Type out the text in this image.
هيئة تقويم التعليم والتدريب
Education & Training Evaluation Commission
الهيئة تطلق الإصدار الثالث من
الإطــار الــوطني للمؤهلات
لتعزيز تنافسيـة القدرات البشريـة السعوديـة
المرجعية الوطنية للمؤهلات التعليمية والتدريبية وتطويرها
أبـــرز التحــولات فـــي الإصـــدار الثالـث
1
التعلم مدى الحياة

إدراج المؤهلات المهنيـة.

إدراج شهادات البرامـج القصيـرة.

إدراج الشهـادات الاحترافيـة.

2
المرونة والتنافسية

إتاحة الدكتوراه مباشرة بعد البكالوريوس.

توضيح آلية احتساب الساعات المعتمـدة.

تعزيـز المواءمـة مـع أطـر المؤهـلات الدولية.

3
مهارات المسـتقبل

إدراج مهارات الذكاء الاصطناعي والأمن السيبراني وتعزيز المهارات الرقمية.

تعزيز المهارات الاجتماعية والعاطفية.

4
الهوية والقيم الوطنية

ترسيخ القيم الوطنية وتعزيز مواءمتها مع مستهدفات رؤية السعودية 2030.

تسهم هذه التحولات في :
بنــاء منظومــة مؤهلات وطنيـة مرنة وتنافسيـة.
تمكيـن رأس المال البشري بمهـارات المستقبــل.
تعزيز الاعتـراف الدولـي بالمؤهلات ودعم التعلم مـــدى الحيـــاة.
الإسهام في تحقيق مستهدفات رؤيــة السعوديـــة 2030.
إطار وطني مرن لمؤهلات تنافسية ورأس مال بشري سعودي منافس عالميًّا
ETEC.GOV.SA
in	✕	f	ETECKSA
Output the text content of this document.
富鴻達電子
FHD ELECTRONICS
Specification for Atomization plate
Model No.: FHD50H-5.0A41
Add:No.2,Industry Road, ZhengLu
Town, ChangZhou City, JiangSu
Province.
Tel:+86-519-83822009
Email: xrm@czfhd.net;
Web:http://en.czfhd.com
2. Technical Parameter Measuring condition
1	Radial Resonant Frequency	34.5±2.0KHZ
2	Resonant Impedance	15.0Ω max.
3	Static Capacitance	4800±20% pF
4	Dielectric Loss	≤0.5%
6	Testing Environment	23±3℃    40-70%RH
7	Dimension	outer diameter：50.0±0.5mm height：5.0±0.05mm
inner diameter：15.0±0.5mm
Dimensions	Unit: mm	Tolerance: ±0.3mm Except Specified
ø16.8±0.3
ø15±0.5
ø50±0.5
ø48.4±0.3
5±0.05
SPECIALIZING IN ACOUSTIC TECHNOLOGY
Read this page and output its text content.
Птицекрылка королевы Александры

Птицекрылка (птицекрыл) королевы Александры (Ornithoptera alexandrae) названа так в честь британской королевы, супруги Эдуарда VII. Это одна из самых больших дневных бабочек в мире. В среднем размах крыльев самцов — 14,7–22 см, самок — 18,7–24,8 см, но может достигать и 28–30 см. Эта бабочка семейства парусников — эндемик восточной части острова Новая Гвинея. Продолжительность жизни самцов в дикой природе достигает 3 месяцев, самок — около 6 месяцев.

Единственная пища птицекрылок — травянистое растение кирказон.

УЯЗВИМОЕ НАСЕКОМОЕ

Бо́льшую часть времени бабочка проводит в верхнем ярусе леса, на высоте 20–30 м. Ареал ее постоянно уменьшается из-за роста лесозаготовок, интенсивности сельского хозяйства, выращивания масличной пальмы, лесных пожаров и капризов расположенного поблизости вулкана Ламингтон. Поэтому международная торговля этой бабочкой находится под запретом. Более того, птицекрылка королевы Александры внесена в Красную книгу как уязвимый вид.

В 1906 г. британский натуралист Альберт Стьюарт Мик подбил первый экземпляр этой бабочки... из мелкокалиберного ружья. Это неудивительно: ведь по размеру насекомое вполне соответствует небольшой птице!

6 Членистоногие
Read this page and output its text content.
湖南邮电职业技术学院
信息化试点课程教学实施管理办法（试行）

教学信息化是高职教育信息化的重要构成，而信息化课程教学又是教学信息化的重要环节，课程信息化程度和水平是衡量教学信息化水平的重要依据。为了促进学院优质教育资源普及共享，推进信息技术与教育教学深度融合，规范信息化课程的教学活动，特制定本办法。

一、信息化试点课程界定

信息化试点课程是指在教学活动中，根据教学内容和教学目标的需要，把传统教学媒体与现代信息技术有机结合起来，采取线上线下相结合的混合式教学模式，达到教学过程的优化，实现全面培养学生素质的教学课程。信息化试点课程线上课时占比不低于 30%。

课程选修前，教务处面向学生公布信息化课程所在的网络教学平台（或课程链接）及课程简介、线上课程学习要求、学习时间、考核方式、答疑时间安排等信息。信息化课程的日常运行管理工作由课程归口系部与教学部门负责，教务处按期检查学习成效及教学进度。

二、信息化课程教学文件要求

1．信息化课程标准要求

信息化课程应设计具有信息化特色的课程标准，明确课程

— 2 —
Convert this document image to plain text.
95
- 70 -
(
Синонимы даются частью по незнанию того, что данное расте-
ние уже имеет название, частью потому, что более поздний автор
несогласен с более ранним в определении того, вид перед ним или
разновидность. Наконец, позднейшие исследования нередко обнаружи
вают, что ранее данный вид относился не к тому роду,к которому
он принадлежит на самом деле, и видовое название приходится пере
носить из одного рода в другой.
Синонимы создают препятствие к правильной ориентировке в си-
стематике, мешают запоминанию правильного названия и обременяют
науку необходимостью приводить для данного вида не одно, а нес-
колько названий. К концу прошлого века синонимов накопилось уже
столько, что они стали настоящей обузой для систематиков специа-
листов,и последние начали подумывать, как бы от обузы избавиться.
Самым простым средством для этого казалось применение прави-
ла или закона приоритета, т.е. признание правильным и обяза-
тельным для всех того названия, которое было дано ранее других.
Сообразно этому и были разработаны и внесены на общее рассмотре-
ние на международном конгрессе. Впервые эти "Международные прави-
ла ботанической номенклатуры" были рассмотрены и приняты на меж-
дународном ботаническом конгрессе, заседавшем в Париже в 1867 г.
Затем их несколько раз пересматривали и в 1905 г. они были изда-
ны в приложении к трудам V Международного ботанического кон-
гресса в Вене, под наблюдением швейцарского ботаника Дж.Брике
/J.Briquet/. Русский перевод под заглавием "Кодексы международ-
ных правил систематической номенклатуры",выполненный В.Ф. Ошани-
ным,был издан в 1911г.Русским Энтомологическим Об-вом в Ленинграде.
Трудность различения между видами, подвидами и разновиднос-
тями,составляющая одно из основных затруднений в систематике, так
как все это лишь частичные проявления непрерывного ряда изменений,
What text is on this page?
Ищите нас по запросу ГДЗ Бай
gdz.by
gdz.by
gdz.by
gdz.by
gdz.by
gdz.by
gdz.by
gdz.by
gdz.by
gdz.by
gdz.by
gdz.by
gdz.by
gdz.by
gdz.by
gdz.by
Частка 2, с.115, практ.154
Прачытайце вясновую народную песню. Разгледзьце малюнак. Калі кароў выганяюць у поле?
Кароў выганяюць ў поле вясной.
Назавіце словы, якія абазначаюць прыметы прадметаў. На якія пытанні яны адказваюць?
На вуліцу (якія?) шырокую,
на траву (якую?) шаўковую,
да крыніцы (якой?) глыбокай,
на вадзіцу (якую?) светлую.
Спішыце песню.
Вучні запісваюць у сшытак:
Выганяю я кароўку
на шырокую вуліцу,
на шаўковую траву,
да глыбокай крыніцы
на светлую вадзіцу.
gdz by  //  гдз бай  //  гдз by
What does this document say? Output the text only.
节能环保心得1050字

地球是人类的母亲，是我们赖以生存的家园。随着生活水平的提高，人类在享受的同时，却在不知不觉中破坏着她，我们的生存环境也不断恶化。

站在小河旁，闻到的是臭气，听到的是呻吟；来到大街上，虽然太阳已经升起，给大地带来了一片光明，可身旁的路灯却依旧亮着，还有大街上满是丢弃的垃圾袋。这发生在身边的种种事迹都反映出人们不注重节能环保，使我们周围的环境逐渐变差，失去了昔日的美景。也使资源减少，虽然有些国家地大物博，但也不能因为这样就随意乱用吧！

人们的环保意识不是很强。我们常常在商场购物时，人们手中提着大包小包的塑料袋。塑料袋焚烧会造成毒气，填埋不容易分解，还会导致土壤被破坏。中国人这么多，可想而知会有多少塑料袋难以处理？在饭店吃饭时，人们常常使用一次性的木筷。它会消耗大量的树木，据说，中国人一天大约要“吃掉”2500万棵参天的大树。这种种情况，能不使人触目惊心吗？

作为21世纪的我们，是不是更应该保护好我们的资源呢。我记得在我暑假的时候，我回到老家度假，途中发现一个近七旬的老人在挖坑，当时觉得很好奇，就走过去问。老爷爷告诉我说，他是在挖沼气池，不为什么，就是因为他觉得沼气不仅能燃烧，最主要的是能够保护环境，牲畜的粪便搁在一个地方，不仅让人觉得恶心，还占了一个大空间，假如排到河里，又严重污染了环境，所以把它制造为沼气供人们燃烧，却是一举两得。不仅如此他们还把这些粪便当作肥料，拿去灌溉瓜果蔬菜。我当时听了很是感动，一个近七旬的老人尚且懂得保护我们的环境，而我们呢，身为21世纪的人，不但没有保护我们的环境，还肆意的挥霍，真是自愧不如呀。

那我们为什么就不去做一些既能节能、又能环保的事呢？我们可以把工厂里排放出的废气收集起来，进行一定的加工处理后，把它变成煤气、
+ + +
◆ Given task ◆
Please retype, exactly as written, every line from the line containing "What does this" through the last line of the records above, including both of those lines, and nothing else.

◆ Response to the exercise ◆
What does this document say? Output the text only.
节能环保心得1050字

地球是人类的母亲，是我们赖以生存的家园。随着生活水平的提高，人类在享受的同时，却在不知不觉中破坏着她，我们的生存环境也不断恶化。

站在小河旁，闻到的是臭气，听到的是呻吟；来到大街上，虽然太阳已经升起，给大地带来了一片光明，可身旁的路灯却依旧亮着，还有大街上满是丢弃的垃圾袋。这发生在身边的种种事迹都反映出人们不注重节能环保，使我们周围的环境逐渐变差，失去了昔日的美景。也使资源减少，虽然有些国家地大物博，但也不能因为这样就随意乱用吧！

人们的环保意识不是很强。我们常常在商场购物时，人们手中提着大包小包的塑料袋。塑料袋焚烧会造成毒气，填埋不容易分解，还会导致土壤被破坏。中国人这么多，可想而知会有多少塑料袋难以处理？在饭店吃饭时，人们常常使用一次性的木筷。它会消耗大量的树木，据说，中国人一天大约要“吃掉”2500万棵参天的大树。这种种情况，能不使人触目惊心吗？

作为21世纪的我们，是不是更应该保护好我们的资源呢。我记得在我暑假的时候，我回到老家度假，途中发现一个近七旬的老人在挖坑，当时觉得很好奇，就走过去问。老爷爷告诉我说，他是在挖沼气池，不为什么，就是因为他觉得沼气不仅能燃烧，最主要的是能够保护环境，牲畜的粪便搁在一个地方，不仅让人觉得恶心，还占了一个大空间，假如排到河里，又严重污染了环境，所以把它制造为沼气供人们燃烧，却是一举两得。不仅如此他们还把这些粪便当作肥料，拿去灌溉瓜果蔬菜。我当时听了很是感动，一个近七旬的老人尚且懂得保护我们的环境，而我们呢，身为21世纪的人，不但没有保护我们的环境，还肆意的挥霍，真是自愧不如呀。

那我们为什么就不去做一些既能节能、又能环保的事呢？我们可以把工厂里排放出的废气收集起来，进行一定的加工处理后，把它变成煤气、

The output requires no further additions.